### Written instruction
Take the material below and write it all out again exactly.

═══ Record extracts

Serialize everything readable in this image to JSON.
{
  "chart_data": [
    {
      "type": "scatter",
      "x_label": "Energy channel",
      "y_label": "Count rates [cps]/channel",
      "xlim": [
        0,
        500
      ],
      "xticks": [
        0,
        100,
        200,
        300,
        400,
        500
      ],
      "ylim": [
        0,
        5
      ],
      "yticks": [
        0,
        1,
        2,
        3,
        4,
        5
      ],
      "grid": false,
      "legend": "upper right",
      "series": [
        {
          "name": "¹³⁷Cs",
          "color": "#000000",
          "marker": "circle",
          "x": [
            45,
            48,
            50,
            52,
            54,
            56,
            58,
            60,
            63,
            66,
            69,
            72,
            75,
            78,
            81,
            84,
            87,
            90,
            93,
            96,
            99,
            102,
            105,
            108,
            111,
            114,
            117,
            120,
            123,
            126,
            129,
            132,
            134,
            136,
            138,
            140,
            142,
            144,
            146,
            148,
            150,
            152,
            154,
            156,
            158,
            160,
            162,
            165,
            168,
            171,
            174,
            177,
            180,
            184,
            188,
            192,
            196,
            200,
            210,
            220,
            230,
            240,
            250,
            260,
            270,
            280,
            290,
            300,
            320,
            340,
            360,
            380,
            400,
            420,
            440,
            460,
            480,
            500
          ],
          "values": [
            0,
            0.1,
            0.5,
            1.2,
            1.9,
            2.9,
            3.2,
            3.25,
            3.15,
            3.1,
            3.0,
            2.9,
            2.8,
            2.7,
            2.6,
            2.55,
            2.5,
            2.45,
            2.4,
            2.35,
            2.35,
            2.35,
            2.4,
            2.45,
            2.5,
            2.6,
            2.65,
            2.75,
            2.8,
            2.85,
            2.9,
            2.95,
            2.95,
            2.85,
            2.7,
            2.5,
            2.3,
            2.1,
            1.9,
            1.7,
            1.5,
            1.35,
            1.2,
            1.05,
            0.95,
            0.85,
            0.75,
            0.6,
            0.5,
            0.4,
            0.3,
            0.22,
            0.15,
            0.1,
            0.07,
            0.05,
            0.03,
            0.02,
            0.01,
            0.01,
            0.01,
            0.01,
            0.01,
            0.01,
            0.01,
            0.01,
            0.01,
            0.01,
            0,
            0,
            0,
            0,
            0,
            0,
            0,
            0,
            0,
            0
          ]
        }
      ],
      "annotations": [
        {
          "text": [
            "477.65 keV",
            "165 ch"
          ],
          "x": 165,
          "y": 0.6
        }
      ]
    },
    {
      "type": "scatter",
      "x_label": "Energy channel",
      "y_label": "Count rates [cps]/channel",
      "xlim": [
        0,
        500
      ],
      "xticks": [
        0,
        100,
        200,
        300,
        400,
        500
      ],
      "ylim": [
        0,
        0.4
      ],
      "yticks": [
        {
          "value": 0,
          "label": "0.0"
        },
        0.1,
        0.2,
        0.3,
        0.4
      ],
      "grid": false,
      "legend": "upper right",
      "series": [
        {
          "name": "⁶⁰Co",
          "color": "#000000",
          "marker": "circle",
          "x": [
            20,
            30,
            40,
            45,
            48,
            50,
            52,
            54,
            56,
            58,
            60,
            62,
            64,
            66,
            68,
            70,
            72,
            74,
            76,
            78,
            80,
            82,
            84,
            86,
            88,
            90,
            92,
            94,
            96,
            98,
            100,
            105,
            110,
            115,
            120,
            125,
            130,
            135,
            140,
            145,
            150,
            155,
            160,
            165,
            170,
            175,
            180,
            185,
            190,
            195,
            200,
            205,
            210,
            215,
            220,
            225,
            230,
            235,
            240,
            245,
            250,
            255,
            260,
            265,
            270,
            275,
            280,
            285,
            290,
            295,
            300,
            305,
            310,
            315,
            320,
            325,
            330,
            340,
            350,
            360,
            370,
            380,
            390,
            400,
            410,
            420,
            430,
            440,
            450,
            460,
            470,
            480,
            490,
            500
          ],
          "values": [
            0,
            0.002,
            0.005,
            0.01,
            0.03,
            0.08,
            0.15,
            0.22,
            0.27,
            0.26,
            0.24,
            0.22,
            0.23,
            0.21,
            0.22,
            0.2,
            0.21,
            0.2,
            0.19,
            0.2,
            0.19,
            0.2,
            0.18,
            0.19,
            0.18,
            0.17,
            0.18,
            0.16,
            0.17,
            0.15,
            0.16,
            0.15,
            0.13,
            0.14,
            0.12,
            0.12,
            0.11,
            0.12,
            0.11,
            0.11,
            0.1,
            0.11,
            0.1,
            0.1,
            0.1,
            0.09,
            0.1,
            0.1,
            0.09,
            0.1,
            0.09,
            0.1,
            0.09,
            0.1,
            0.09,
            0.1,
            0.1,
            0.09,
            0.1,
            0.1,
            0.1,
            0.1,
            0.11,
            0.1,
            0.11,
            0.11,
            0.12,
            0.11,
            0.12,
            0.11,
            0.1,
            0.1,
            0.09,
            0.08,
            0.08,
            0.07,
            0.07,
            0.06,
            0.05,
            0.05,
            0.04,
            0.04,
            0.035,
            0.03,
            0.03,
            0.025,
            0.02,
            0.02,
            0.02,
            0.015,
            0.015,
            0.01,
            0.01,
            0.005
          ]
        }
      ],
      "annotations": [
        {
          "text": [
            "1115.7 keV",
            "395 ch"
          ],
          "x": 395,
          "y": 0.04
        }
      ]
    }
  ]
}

══════

### Solved problem
Serialize everything readable in this image to JSON.
{
  "chart_data": [
    {
      "type": "scatter",
      "x_label": "Energy channel",
      "y_label": "Count rates [cps]/channel",
      "xlim": [
        0,
        500
      ],
      "xticks": [
        0,
        100,
        200,
        300,
        400,
        500
      ],
      "ylim": [
        0,
        5
      ],
      "yticks": [
        0,
        1,
        2,
        3,
        4,
        5
      ],
      "grid": false,
      "legend": "upper right",
      "series": [
        {
          "name": "¹³⁷Cs",
          "color": "#000000",
          "marker": "circle",
          "x": [
            45,
            48,
            50,
            52,
            54,
            56,
            58,
            60,
            63,
            66,
            69,
            72,
            75,
            78,
            81,
            84,
            87,
            90,
            93,
            96,
            99,
            102,
            105,
            108,
            111,
            114,
            117,
            120,
            123,
            126,
            129,
            132,
            134,
            136,
            138,
            140,
            142,
            144,
            146,
            148,
            150,
            152,
            154,
            156,
            158,
            160,
            162,
            165,
            168,
            171,
            174,
            177,
            180,
            184,
            188,
            192,
            196,
            200,
            210,
            220,
            230,
            240,
            250,
            260,
            270,
            280,
            290,
            300,
            320,
            340,
            360,
            380,
            400,
            420,
            440,
            460,
            480,
            500
          ],
          "values": [
            0,
            0.1,
            0.5,
            1.2,
            1.9,
            2.9,
            3.2,
            3.25,
            3.15,
            3.1,
            3.0,
            2.9,
            2.8,
            2.7,
            2.6,
            2.55,
            2.5,
            2.45,
            2.4,
            2.35,
            2.35,
            2.35,
            2.4,
            2.45,
            2.5,
            2.6,
            2.65,
            2.75,
            2.8,
            2.85,
            2.9,
            2.95,
            2.95,
            2.85,
            2.7,
            2.5,
            2.3,
            2.1,
            1.9,
            1.7,
            1.5,
            1.35,
            1.2,
            1.05,
            0.95,
            0.85,
            0.75,
            0.6,
            0.5,
            0.4,
            0.3,
            0.22,
            0.15,
            0.1,
            0.07,
            0.05,
            0.03,
            0.02,
            0.01,
            0.01,
            0.01,
            0.01,
            0.01,
            0.01,
            0.01,
            0.01,
            0.01,
            0.01,
            0,
            0,
            0,
            0,
            0,
            0,
            0,
            0,
            0,
            0
          ]
        }
      ],
      "annotations": [
        {
          "text": [
            "477.65 keV",
            "165 ch"
          ],
          "x": 165,
          "y": 0.6
        }
      ]
    },
    {
      "type": "scatter",
      "x_label": "Energy channel",
      "y_label": "Count rates [cps]/channel",
      "xlim": [
        0,
        500
      ],
      "xticks": [
        0,
        100,
        200,
        300,
        400,
        500
      ],
      "ylim": [
        0,
        0.4
      ],
      "yticks": [
        {
          "value": 0,
          "label": "0.0"
        },
        0.1,
        0.2,
        0.3,
        0.4
      ],
      "grid": false,
      "legend": "upper right",
      "series": [
        {
          "name": "⁶⁰Co",
          "color": "#000000",
          "marker": "circle",
          "x": [
            20,
            30,
            40,
            45,
            48,
            50,
            52,
            54,
            56,
            58,
            60,
            62,
            64,
            66,
            68,
            70,
            72,
            74,
            76,
            78,
            80,
            82,
            84,
            86,
            88,
            90,
            92,
            94,
            96,
            98,
            100,
            105,
            110,
            115,
            120,
            125,
            130,
            135,
            140,
            145,
            150,
            155,
            160,
            165,
            170,
            175,
            180,
            185,
            190,
            195,
            200,
            205,
            210,
            215,
            220,
            225,
            230,
            235,
            240,
            245,
            250,
            255,
            260,
            265,
            270,
            275,
            280,
            285,
            290,
            295,
            300,
            305,
            310,
            315,
            320,
            325,
            330,
            340,
            350,
            360,
            370,
            380,
            390,
            400,
            410,
            420,
            430,
            440,
            450,
            460,
            470,
            480,
            490,
            500
          ],
          "values": [
            0,
            0.002,
            0.005,
            0.01,
            0.03,
            0.08,
            0.15,
            0.22,
            0.27,
            0.26,
            0.24,
            0.22,
            0.23,
            0.21,
            0.22,
            0.2,
            0.21,
            0.2,
            0.19,
            0.2,
            0.19,
            0.2,
            0.18,
            0.19,
            0.18,
            0.17,
            0.18,
            0.16,
            0.17,
            0.15,
            0.16,
            0.15,
            0.13,
            0.14,
            0.12,
            0.12,
            0.11,
            0.12,
            0.11,
            0.11,
            0.1,
            0.11,
            0.1,
            0.1,
            0.1,
            0.09,
            0.1,
            0.1,
            0.09,
            0.1,
            0.09,
            0.1,
            0.09,
            0.1,
            0.09,
            0.1,
            0.1,
            0.09,
            0.1,
            0.1,
            0.1,
            0.1,
            0.11,
            0.1,
            0.11,
            0.11,
            0.12,
            0.11,
            0.12,
            0.11,
            0.1,
            0.1,
            0.09,
            0.08,
            0.08,
            0.07,
            0.07,
            0.06,
            0.05,
            0.05,
            0.04,
            0.04,
            0.035,
            0.03,
            0.03,
            0.025,
            0.02,
            0.02,
            0.02,
            0.015,
            0.015,
            0.01,
            0.01,
            0.005
          ]
        }
      ],
      "annotations": [
        {
          "text": [
            "1115.7 keV",
            "395 ch"
          ],
          "x": 395,
          "y": 0.04
        }
      ]
    }
  ]
}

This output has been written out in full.